**Task to carry out**
Make an exact copy of all the entries, with the pictures left out.
··· Input records
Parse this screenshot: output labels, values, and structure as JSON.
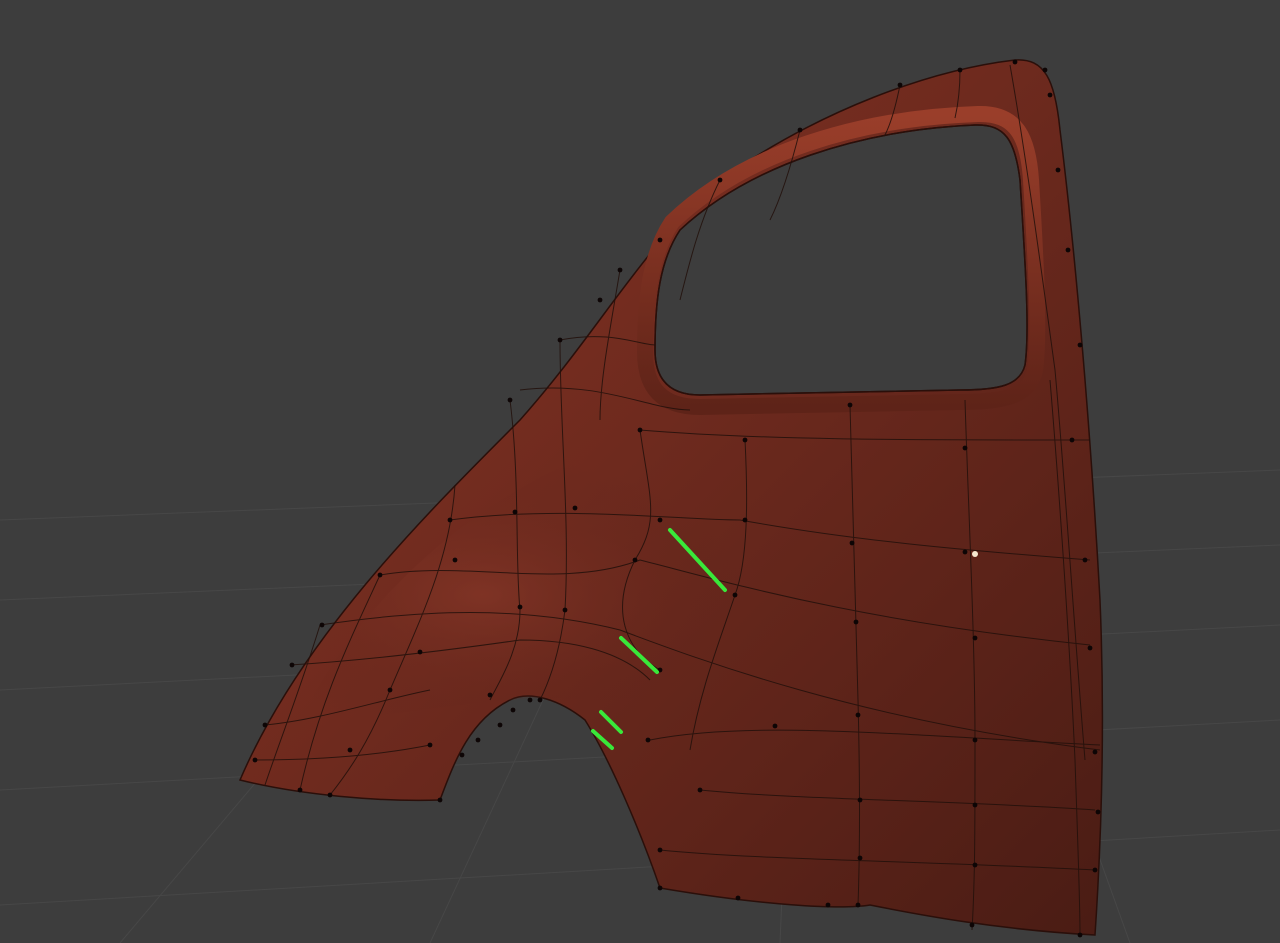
{
  "viewport": {
    "background_color": "#3d3d3d",
    "grid_color": "#4a4a4a",
    "grid_visible": true
  },
  "model": {
    "object": "car-rear-quarter-panel",
    "surface_color": "#6e2a1e",
    "rim_color": "#8a3423",
    "wire_color": "#1f0b07",
    "vertex_color": "#0d0505",
    "selection_color": "#39e83a",
    "selected_edge_count": 4,
    "cursor_marker_color": "#f5e8d0"
  }
}
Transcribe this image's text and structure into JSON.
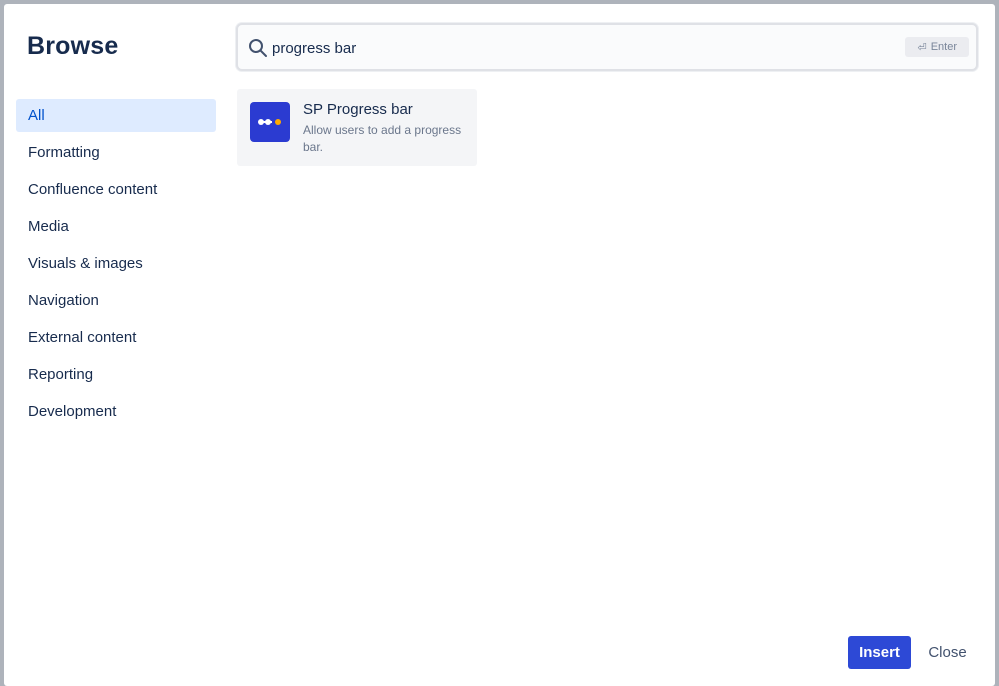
······
**Exercise solution**
Parse this screenshot: output labels, values, and structure as JSON.
{
  "viewport": {
    "background_color": "#3d3d3d",
    "grid_color": "#4a4a4a",
    "grid_visible": true
  },
  "model": {
    "object": "car-rear-quarter-panel",
    "surface_color": "#6e2a1e",
    "rim_color": "#8a3423",
    "wire_color": "#1f0b07",
    "vertex_color": "#0d0505",
    "selection_color": "#39e83a",
    "selected_edge_count": 4,
    "cursor_marker_color": "#f5e8d0"
  }
}
Transcribe this image's text and structure into JSON.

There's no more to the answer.